GIVEN INSTRUCTION:
Copy the rows below verbatim, from the first row through the row that contains "ptz-down-left-button[interactable] — [823, 682, 837, 696]", including both ends.

++++ SOURCE DATA

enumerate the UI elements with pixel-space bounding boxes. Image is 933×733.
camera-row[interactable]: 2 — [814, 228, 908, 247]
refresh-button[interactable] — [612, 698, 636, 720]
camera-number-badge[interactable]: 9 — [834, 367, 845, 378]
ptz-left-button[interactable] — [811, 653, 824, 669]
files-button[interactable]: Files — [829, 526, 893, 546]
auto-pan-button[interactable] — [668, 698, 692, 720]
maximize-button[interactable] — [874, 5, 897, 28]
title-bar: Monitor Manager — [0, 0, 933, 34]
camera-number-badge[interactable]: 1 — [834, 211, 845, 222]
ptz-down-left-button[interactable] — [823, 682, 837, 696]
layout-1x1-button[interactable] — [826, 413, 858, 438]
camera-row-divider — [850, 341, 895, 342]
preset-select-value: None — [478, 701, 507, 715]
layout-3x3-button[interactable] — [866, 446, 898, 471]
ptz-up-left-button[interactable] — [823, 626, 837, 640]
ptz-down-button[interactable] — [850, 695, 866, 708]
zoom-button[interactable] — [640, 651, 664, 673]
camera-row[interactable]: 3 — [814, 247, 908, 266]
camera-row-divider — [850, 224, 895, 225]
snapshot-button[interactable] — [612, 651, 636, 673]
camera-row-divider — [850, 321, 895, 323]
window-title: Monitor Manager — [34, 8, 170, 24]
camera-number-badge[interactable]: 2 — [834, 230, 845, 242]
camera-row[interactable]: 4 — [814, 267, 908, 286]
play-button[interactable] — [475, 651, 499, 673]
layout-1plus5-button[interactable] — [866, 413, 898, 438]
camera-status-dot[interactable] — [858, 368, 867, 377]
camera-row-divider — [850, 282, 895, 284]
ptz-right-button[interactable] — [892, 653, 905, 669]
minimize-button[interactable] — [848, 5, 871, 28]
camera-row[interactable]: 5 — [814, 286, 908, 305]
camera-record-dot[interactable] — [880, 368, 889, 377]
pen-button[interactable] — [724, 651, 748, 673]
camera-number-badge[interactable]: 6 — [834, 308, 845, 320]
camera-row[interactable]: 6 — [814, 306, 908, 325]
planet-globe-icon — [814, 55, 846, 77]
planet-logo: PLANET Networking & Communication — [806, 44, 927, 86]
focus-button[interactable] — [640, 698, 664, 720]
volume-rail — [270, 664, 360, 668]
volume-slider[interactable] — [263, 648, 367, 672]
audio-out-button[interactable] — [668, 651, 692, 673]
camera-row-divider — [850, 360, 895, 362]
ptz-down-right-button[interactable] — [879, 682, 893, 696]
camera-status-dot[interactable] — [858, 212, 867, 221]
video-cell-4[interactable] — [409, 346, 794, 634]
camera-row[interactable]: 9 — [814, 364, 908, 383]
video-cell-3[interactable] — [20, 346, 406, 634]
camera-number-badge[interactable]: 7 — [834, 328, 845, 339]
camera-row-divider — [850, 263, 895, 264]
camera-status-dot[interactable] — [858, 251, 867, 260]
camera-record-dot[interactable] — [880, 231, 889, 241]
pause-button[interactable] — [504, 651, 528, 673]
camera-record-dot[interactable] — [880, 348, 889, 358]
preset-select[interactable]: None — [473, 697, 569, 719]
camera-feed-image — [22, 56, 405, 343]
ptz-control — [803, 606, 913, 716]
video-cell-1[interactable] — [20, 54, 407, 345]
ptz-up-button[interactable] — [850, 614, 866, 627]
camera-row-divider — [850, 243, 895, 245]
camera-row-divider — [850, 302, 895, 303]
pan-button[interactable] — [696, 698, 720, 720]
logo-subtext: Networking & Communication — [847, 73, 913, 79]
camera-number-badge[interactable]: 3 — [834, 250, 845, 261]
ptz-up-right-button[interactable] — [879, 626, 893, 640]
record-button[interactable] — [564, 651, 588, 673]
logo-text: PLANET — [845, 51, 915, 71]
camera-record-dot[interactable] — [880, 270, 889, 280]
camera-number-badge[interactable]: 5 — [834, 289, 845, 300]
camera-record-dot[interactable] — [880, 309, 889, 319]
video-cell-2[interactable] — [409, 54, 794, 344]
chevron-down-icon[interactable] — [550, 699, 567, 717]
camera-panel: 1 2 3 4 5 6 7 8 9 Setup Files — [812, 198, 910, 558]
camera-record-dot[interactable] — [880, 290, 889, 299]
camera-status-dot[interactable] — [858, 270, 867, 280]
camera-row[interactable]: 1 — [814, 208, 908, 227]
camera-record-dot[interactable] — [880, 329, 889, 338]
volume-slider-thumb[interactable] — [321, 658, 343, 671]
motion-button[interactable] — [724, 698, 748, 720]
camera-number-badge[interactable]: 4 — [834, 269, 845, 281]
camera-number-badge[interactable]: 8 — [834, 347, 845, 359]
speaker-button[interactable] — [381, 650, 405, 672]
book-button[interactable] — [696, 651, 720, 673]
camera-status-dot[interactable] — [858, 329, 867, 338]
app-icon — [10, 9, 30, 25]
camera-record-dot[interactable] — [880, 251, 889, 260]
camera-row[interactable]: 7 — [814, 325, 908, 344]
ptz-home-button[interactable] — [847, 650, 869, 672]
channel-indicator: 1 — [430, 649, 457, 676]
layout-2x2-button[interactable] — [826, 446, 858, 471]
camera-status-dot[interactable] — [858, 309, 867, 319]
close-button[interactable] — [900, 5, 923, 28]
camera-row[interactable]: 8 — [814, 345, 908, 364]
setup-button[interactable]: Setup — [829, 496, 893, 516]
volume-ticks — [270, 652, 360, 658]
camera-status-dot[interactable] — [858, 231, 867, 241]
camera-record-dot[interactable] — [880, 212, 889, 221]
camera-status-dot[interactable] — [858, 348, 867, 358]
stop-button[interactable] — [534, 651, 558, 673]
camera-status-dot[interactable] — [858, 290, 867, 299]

++++++++

SOLUTION TO THIS TASK:
enumerate the UI elements with pixel-space bounding boxes. Image is 933×733.
camera-row[interactable]: 2 — [814, 228, 908, 247]
refresh-button[interactable] — [612, 698, 636, 720]
camera-number-badge[interactable]: 9 — [834, 367, 845, 378]
ptz-left-button[interactable] — [811, 653, 824, 669]
files-button[interactable]: Files — [829, 526, 893, 546]
auto-pan-button[interactable] — [668, 698, 692, 720]
maximize-button[interactable] — [874, 5, 897, 28]
title-bar: Monitor Manager — [0, 0, 933, 34]
camera-number-badge[interactable]: 1 — [834, 211, 845, 222]
ptz-down-left-button[interactable] — [823, 682, 837, 696]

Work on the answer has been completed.